WHAT IS EXPECTED: Output all lines exactly, with nothing added or dropped.
┄┄┄┄┄┄
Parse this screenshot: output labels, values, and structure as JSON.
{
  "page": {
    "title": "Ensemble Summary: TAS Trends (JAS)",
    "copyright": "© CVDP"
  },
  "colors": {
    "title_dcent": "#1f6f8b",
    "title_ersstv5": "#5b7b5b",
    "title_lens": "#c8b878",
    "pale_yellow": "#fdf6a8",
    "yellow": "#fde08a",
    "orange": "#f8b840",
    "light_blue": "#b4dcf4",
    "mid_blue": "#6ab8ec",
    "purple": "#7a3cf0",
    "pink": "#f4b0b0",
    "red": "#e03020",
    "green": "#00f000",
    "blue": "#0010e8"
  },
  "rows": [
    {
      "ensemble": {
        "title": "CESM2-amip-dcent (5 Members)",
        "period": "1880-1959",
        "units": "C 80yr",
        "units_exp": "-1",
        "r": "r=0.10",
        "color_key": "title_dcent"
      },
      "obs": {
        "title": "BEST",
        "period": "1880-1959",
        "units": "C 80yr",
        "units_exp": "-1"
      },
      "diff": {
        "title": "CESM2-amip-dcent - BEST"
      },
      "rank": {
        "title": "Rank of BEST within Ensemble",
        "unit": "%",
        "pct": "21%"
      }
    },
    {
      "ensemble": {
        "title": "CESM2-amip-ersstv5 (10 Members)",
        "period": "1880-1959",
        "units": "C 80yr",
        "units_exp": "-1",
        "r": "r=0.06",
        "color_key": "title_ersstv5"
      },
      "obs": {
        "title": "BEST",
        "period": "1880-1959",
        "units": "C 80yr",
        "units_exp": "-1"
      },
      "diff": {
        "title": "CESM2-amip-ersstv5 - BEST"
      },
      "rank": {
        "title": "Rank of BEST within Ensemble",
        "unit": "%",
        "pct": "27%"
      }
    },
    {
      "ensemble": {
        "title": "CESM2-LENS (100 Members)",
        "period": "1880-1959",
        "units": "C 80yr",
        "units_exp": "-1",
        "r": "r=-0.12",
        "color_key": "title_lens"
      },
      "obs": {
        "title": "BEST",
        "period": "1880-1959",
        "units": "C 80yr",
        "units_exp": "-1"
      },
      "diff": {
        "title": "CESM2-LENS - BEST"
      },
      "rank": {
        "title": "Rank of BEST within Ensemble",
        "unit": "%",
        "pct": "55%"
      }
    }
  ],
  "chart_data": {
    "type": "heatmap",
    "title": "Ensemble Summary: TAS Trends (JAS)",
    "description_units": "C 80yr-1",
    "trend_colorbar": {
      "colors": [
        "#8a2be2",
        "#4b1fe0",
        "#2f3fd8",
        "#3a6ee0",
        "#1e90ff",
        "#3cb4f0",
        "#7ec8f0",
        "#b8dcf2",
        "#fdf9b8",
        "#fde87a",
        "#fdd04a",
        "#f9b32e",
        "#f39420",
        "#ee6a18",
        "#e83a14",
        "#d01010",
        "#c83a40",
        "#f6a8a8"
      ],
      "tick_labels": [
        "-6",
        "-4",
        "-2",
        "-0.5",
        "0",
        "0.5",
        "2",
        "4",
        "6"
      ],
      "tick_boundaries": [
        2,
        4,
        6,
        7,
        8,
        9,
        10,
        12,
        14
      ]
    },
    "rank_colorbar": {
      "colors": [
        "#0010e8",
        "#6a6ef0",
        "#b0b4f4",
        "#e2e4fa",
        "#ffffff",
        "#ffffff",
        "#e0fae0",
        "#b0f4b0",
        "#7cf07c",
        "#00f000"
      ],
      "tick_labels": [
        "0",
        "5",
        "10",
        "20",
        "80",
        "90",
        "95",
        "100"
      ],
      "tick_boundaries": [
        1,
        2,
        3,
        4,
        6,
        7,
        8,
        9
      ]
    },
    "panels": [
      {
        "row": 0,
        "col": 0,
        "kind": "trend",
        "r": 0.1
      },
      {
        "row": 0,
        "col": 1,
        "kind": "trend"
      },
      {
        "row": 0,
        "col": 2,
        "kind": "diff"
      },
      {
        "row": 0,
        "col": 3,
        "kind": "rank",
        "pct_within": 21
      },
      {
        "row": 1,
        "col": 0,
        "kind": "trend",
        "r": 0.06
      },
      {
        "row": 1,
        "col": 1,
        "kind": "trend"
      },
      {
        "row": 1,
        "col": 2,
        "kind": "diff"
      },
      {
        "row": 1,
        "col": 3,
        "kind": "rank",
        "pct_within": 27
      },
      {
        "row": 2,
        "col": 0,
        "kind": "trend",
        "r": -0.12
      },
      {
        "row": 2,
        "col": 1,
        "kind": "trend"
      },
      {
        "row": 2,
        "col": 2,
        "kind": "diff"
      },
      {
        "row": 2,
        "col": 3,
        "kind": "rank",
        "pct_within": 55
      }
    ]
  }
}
┄┄┄┄┄┄
SOLUTION FOR THIS EXERCISE:
Parse this screenshot: output labels, values, and structure as JSON.
{
  "page": {
    "title": "Ensemble Summary: TAS Trends (JAS)",
    "copyright": "© CVDP"
  },
  "colors": {
    "title_dcent": "#1f6f8b",
    "title_ersstv5": "#5b7b5b",
    "title_lens": "#c8b878",
    "pale_yellow": "#fdf6a8",
    "yellow": "#fde08a",
    "orange": "#f8b840",
    "light_blue": "#b4dcf4",
    "mid_blue": "#6ab8ec",
    "purple": "#7a3cf0",
    "pink": "#f4b0b0",
    "red": "#e03020",
    "green": "#00f000",
    "blue": "#0010e8"
  },
  "rows": [
    {
      "ensemble": {
        "title": "CESM2-amip-dcent (5 Members)",
        "period": "1880-1959",
        "units": "C 80yr",
        "units_exp": "-1",
        "r": "r=0.10",
        "color_key": "title_dcent"
      },
      "obs": {
        "title": "BEST",
        "period": "1880-1959",
        "units": "C 80yr",
        "units_exp": "-1"
      },
      "diff": {
        "title": "CESM2-amip-dcent - BEST"
      },
      "rank": {
        "title": "Rank of BEST within Ensemble",
        "unit": "%",
        "pct": "21%"
      }
    },
    {
      "ensemble": {
        "title": "CESM2-amip-ersstv5 (10 Members)",
        "period": "1880-1959",
        "units": "C 80yr",
        "units_exp": "-1",
        "r": "r=0.06",
        "color_key": "title_ersstv5"
      },
      "obs": {
        "title": "BEST",
        "period": "1880-1959",
        "units": "C 80yr",
        "units_exp": "-1"
      },
      "diff": {
        "title": "CESM2-amip-ersstv5 - BEST"
      },
      "rank": {
        "title": "Rank of BEST within Ensemble",
        "unit": "%",
        "pct": "27%"
      }
    },
    {
      "ensemble": {
        "title": "CESM2-LENS (100 Members)",
        "period": "1880-1959",
        "units": "C 80yr",
        "units_exp": "-1",
        "r": "r=-0.12",
        "color_key": "title_lens"
      },
      "obs": {
        "title": "BEST",
        "period": "1880-1959",
        "units": "C 80yr",
        "units_exp": "-1"
      },
      "diff": {
        "title": "CESM2-LENS - BEST"
      },
      "rank": {
        "title": "Rank of BEST within Ensemble",
        "unit": "%",
        "pct": "55%"
      }
    }
  ],
  "chart_data": {
    "type": "heatmap",
    "title": "Ensemble Summary: TAS Trends (JAS)",
    "description_units": "C 80yr-1",
    "trend_colorbar": {
      "colors": [
        "#8a2be2",
        "#4b1fe0",
        "#2f3fd8",
        "#3a6ee0",
        "#1e90ff",
        "#3cb4f0",
        "#7ec8f0",
        "#b8dcf2",
        "#fdf9b8",
        "#fde87a",
        "#fdd04a",
        "#f9b32e",
        "#f39420",
        "#ee6a18",
        "#e83a14",
        "#d01010",
        "#c83a40",
        "#f6a8a8"
      ],
      "tick_labels": [
        "-6",
        "-4",
        "-2",
        "-0.5",
        "0",
        "0.5",
        "2",
        "4",
        "6"
      ],
      "tick_boundaries": [
        2,
        4,
        6,
        7,
        8,
        9,
        10,
        12,
        14
      ]
    },
    "rank_colorbar": {
      "colors": [
        "#0010e8",
        "#6a6ef0",
        "#b0b4f4",
        "#e2e4fa",
        "#ffffff",
        "#ffffff",
        "#e0fae0",
        "#b0f4b0",
        "#7cf07c",
        "#00f000"
      ],
      "tick_labels": [
        "0",
        "5",
        "10",
        "20",
        "80",
        "90",
        "95",
        "100"
      ],
      "tick_boundaries": [
        1,
        2,
        3,
        4,
        6,
        7,
        8,
        9
      ]
    },
    "panels": [
      {
        "row": 0,
        "col": 0,
        "kind": "trend",
        "r": 0.1
      },
      {
        "row": 0,
        "col": 1,
        "kind": "trend"
      },
      {
        "row": 0,
        "col": 2,
        "kind": "diff"
      },
      {
        "row": 0,
        "col": 3,
        "kind": "rank",
        "pct_within": 21
      },
      {
        "row": 1,
        "col": 0,
        "kind": "trend",
        "r": 0.06
      },
      {
        "row": 1,
        "col": 1,
        "kind": "trend"
      },
      {
        "row": 1,
        "col": 2,
        "kind": "diff"
      },
      {
        "row": 1,
        "col": 3,
        "kind": "rank",
        "pct_within": 27
      },
      {
        "row": 2,
        "col": 0,
        "kind": "trend",
        "r": -0.12
      },
      {
        "row": 2,
        "col": 1,
        "kind": "trend"
      },
      {
        "row": 2,
        "col": 2,
        "kind": "diff"
      },
      {
        "row": 2,
        "col": 3,
        "kind": "rank",
        "pct_within": 55
      }
    ]
  }
}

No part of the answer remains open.